(Data excerpts):
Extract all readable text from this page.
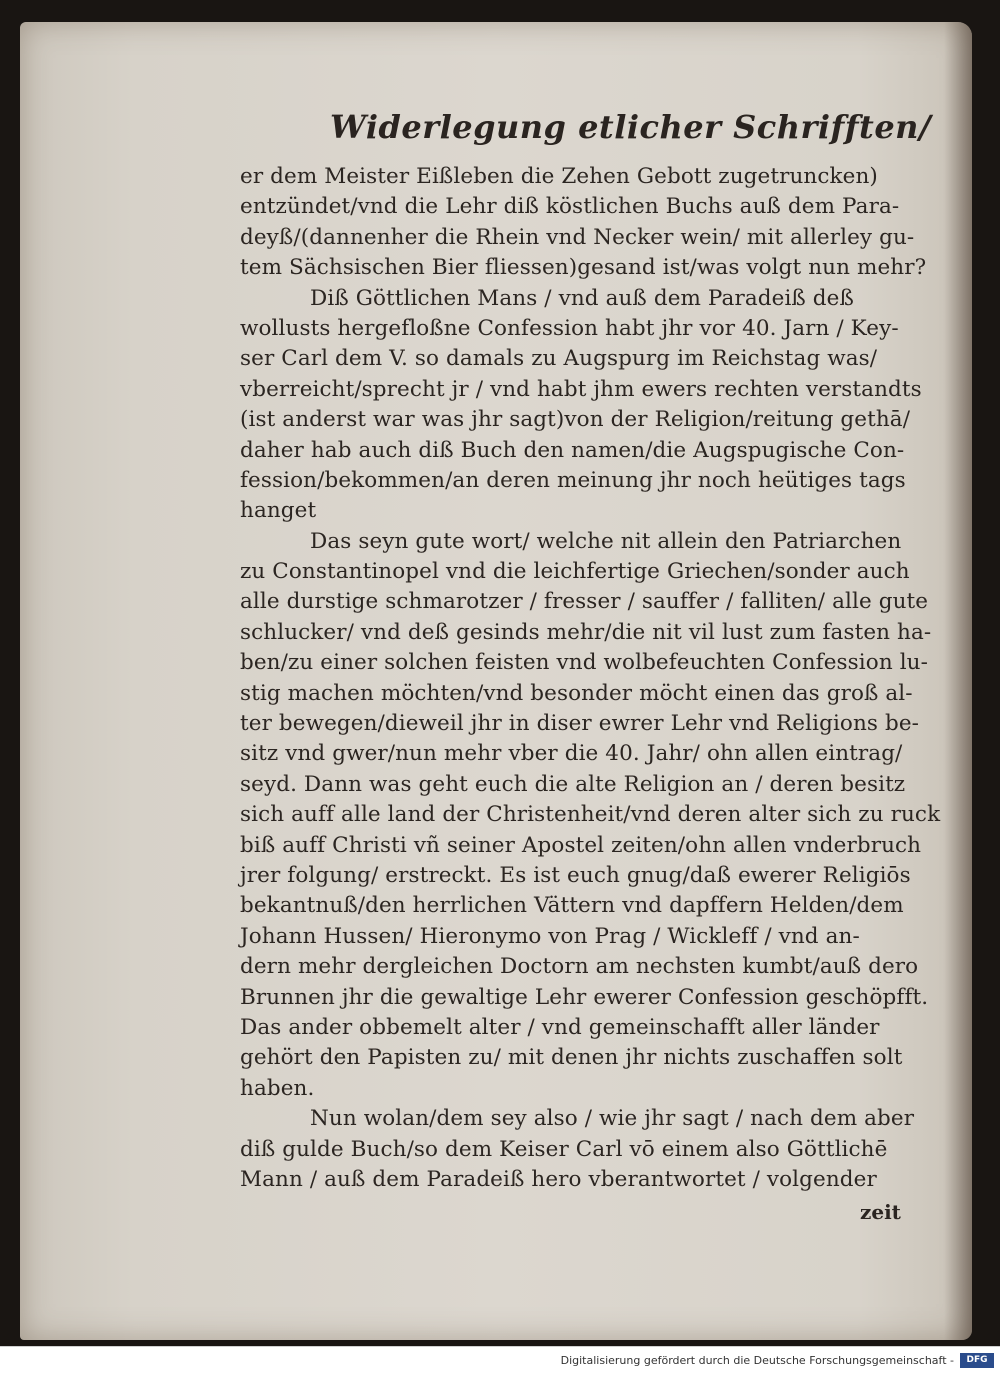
Widerlegung etlicher Schrifften/
er dem Meister Eißleben die Zehen Gebott zugetruncken)
entzündet/vnd die Lehr diß köstlichen Buchs auß dem Para-
deyß/(dannenher die Rhein vnd Necker wein/ mit allerley gu-
tem Sächsischen Bier fliessen)gesand ist/was volgt nun mehr?
Diß Göttlichen Mans / vnd auß dem Paradeiß deß
wollusts hergefloßne Confession habt jhr vor 40. Jarn / Key-
ser Carl dem V. so damals zu Augspurg im Reichstag was/
vberreicht/sprecht jr / vnd habt jhm ewers rechten verstandts
(ist anderst war was jhr sagt)von der Religion/reitung gethā/
daher hab auch diß Buch den namen/die Augspugische Con-
fession/bekommen/an deren meinung jhr noch heütiges tags
hanget
Das seyn gute wort/ welche nit allein den Patriarchen
zu Constantinopel vnd die leichfertige Griechen/sonder auch
alle durstige schmarotzer / fresser / sauffer / falliten/ alle gute
schlucker/ vnd deß gesinds mehr/die nit vil lust zum fasten ha-
ben/zu einer solchen feisten vnd wolbefeuchten Confession lu-
stig machen möchten/vnd besonder möcht einen das groß al-
ter bewegen/dieweil jhr in diser ewrer Lehr vnd Religions be-
sitz vnd gwer/nun mehr vber die 40. Jahr/ ohn allen eintrag/
seyd. Dann was geht euch die alte Religion an / deren besitz
sich auff alle land der Christenheit/vnd deren alter sich zu ruck
biß auff Christi vñ seiner Apostel zeiten/ohn allen vnderbruch
jrer folgung/ erstreckt. Es ist euch gnug/daß ewerer Religiōs
bekantnuß/den herrlichen Vättern vnd dapffern Helden/dem
Johann Hussen/ Hieronymo von Prag / Wickleff / vnd an-
dern mehr dergleichen Doctorn am nechsten kumbt/auß dero
Brunnen jhr die gewaltige Lehr ewerer Confession geschöpfft.
Das ander obbemelt alter / vnd gemeinschafft aller länder
gehört den Papisten zu/ mit denen jhr nichts zuschaffen solt
haben.
Nun wolan/dem sey also / wie jhr sagt / nach dem aber
diß gulde Buch/so dem Keiser Carl vō einem also Göttlichē
Mann / auß dem Paradeiß hero vberantwortet / volgender
zeit
Digitalisierung gefördert durch die Deutsche Forschungsgemeinschaft -	DFG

(What is being asked):
Gather up, from the records above, each line where the word "deren" appears.

(Result of the exercise):
fession/bekommen/an deren meinung jhr noch heütiges tags
seyd. Dann was geht euch die alte Religion an / deren besitz
sich auff alle land der Christenheit/vnd deren alter sich zu ruck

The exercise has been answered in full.